(Dataset records)
** Begin **

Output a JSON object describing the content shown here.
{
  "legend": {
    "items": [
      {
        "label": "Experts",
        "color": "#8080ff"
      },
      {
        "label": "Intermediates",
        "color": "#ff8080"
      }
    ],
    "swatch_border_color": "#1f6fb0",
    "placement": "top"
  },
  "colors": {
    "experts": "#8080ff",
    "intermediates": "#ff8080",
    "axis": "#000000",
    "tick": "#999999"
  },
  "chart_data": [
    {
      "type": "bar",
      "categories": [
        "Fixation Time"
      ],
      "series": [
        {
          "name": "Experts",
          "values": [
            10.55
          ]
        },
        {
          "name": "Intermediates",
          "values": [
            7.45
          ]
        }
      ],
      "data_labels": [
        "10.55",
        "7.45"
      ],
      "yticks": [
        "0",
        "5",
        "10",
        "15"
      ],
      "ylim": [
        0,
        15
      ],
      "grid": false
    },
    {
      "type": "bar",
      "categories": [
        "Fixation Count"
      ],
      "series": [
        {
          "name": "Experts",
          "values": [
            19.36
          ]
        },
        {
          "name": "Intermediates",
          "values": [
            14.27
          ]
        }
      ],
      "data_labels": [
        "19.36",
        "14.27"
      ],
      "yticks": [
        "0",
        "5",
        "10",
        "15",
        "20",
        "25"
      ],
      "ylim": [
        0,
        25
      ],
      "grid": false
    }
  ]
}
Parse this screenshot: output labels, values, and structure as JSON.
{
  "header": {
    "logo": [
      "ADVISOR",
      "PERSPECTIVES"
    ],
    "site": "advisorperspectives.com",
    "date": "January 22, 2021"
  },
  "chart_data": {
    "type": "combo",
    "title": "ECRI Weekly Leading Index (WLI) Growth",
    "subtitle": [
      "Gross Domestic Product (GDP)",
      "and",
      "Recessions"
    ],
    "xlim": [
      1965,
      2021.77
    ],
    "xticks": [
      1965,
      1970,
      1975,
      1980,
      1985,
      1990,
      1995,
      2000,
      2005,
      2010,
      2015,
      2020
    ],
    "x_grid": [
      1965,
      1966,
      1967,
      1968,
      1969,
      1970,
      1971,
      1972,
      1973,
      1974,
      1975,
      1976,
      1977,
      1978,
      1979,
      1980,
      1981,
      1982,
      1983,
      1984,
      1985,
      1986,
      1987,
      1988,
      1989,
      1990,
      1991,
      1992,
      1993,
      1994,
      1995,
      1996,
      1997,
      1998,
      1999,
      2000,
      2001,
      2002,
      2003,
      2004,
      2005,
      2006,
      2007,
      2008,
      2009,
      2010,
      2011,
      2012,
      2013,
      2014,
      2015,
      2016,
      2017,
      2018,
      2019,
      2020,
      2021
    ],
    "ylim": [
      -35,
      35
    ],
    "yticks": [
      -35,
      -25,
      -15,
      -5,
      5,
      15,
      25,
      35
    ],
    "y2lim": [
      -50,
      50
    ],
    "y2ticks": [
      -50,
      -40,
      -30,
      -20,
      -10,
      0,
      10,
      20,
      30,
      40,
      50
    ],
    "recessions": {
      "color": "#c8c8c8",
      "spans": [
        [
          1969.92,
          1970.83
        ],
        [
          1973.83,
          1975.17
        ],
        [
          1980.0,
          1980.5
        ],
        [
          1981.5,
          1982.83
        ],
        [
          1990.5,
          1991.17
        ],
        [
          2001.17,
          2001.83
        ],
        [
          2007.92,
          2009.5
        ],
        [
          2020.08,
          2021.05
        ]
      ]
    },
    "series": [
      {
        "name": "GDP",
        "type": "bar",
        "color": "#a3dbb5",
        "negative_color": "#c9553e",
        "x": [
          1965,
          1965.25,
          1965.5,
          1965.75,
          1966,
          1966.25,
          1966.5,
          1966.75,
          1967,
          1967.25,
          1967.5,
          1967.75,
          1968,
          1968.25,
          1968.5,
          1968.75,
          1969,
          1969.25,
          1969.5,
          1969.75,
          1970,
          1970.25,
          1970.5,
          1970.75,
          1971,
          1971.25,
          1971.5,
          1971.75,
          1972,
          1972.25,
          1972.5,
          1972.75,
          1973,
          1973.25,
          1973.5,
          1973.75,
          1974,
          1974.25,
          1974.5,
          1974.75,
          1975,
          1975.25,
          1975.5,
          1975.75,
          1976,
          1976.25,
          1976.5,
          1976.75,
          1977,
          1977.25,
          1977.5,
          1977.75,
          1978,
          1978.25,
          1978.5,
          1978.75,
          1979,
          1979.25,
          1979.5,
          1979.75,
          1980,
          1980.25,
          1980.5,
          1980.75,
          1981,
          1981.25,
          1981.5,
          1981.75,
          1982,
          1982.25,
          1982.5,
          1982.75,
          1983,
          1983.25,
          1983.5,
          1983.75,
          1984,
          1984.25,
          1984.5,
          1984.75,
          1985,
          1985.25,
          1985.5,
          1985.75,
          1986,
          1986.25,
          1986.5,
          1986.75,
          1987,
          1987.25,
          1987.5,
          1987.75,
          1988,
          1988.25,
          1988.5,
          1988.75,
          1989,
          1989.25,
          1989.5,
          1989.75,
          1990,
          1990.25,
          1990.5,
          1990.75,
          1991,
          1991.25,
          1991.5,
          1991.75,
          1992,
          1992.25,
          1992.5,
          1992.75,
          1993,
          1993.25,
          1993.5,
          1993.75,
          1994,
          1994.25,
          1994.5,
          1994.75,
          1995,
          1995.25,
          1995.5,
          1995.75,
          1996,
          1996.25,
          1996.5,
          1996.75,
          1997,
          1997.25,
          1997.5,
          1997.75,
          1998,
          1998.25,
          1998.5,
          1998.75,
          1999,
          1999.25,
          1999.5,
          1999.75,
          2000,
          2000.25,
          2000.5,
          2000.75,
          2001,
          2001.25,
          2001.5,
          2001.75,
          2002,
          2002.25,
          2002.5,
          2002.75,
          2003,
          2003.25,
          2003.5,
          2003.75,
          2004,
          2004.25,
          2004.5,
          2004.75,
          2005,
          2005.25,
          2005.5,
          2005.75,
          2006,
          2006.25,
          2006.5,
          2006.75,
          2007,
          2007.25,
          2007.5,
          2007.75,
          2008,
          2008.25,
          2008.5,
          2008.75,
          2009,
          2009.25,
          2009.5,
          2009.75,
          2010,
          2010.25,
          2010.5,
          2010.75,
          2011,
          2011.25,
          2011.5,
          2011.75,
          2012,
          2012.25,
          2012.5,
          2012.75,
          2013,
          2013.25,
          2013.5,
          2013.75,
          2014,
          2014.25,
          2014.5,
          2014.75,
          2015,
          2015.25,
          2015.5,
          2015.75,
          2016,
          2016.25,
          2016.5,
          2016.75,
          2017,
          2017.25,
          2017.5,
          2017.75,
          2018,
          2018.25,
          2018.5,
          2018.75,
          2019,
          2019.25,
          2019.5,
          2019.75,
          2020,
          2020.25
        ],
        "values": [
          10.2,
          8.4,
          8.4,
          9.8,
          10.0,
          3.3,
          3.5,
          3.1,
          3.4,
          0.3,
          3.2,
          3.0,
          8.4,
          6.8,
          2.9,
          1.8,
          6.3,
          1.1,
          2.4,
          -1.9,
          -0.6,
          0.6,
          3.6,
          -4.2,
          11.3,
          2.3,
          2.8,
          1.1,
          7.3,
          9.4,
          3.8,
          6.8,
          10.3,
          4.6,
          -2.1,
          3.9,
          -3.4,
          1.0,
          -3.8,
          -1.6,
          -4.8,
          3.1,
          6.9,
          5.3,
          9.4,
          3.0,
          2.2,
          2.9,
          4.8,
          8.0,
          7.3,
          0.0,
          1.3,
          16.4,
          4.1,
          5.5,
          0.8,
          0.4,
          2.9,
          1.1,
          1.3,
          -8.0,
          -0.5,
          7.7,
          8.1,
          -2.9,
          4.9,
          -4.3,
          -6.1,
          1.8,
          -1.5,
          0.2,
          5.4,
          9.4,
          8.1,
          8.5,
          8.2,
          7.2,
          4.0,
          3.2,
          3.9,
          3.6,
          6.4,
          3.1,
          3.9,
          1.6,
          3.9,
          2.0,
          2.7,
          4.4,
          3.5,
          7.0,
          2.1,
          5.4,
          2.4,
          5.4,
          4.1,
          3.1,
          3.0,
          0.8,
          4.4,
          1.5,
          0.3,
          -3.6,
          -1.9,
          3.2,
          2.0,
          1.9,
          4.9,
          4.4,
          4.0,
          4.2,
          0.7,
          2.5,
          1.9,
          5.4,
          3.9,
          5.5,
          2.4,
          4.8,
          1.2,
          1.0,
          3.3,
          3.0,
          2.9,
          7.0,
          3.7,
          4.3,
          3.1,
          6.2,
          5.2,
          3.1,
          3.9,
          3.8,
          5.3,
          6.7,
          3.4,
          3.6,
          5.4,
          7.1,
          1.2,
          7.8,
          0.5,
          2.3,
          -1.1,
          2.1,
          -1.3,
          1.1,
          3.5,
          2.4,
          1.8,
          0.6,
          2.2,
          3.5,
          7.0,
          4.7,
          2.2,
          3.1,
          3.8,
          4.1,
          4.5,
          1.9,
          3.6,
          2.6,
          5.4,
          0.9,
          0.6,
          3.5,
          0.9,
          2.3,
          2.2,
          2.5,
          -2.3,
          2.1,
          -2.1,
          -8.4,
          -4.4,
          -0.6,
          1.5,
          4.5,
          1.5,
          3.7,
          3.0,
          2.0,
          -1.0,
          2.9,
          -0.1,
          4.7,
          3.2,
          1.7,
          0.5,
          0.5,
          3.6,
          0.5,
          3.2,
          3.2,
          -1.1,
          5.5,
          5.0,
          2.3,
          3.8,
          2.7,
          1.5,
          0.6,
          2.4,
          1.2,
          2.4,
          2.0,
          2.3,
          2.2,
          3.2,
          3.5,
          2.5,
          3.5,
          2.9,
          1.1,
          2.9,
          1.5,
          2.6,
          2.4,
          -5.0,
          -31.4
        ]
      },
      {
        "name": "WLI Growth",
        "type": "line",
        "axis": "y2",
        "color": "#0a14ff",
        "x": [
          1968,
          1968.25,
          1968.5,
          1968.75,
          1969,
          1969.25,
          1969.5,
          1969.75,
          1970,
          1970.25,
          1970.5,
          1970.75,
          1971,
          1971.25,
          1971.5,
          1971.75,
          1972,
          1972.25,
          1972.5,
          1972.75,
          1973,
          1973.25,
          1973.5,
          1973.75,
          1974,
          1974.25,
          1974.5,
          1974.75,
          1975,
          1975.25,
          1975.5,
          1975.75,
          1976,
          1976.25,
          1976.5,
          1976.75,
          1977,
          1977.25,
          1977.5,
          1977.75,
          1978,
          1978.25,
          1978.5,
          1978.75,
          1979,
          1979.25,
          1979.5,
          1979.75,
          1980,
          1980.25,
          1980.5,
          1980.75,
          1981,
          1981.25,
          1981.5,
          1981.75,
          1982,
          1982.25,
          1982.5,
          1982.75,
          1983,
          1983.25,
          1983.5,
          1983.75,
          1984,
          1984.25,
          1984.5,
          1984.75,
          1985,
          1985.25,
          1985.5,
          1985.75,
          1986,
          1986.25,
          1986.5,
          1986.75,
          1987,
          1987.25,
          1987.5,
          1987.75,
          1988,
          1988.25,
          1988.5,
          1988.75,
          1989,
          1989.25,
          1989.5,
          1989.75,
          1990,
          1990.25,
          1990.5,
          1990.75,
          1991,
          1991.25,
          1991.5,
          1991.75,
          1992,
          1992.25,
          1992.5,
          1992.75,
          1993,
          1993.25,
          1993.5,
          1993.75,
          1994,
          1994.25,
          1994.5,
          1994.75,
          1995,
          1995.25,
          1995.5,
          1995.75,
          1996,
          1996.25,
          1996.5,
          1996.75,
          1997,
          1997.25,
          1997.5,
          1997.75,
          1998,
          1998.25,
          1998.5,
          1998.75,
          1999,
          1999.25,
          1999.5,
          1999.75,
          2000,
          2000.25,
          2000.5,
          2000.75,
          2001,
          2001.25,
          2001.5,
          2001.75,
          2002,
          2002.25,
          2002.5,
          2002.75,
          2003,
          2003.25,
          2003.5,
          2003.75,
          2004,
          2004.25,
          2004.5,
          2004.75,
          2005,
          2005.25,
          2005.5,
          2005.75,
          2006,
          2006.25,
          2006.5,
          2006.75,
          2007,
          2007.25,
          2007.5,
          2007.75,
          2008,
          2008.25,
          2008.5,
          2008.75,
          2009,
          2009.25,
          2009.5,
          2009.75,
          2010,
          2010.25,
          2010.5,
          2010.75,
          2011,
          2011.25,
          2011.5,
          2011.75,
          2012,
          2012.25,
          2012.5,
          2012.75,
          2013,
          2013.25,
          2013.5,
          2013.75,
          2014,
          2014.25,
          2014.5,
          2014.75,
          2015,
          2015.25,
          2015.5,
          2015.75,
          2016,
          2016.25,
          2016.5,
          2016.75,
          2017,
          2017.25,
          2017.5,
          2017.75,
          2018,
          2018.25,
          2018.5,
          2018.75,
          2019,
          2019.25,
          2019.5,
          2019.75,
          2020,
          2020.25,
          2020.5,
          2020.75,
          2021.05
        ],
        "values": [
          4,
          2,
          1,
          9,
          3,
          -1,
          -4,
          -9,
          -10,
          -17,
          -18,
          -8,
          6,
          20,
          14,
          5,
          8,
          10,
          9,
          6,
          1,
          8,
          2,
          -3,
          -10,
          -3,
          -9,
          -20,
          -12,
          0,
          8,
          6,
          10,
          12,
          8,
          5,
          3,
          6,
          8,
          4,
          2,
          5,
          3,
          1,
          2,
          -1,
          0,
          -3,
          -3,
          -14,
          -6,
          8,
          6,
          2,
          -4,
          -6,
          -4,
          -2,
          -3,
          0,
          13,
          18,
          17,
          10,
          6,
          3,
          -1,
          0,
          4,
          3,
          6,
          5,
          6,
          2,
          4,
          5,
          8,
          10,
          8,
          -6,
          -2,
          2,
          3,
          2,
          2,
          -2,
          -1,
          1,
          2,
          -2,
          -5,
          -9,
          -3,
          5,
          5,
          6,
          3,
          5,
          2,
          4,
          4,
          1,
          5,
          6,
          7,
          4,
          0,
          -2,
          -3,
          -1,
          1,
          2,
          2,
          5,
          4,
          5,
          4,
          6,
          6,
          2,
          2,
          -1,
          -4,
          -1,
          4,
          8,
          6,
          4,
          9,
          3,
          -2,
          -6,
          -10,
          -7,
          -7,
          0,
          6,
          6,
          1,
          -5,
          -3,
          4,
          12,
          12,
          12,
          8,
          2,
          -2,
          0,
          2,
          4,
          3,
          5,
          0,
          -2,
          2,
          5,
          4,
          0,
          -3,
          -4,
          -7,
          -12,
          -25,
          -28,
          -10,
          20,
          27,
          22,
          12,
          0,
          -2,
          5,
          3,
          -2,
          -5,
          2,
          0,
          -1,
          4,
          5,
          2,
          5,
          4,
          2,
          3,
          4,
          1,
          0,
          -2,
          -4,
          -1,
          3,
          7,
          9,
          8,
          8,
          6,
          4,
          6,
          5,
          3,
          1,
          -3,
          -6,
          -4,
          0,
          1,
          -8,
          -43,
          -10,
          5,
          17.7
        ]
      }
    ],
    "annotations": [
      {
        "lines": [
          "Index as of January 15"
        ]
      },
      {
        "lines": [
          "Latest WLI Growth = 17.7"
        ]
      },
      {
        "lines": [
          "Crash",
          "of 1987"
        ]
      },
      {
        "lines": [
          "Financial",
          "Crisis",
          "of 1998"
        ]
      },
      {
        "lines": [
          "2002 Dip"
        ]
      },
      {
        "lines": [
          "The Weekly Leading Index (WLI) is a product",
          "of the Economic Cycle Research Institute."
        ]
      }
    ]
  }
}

** End **

Search the records above for "JSON". Copy each line where it is found.

▶ **Solution**
Output a JSON object describing the content shown here.
Parse this screenshot: output labels, values, and structure as JSON.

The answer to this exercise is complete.